EXERCISE GOAL:
What is the number of lines holding the word "DRIVE"? Write that number and nothing else.

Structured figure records
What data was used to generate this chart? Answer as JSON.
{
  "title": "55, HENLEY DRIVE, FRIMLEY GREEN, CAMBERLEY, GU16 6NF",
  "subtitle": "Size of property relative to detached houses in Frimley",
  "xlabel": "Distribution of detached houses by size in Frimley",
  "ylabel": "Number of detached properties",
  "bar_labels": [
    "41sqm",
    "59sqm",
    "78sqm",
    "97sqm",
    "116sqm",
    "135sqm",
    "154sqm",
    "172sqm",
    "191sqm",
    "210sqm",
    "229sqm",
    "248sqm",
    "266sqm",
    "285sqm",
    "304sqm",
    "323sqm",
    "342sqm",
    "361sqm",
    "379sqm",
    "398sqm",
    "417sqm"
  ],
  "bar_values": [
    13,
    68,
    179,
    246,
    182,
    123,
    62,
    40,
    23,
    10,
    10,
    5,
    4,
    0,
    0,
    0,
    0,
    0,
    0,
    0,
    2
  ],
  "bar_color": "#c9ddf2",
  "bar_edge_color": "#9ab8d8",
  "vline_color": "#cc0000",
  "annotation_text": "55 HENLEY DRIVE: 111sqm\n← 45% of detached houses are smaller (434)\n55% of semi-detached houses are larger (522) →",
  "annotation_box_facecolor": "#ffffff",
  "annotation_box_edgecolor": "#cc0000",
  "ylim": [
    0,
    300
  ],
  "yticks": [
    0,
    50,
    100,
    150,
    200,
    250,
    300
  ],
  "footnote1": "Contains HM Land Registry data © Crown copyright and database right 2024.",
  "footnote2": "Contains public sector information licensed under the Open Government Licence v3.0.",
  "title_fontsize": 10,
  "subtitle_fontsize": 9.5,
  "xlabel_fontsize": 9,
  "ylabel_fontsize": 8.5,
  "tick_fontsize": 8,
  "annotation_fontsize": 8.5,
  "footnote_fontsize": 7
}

RESPONSE TO THE EXERCISE:
2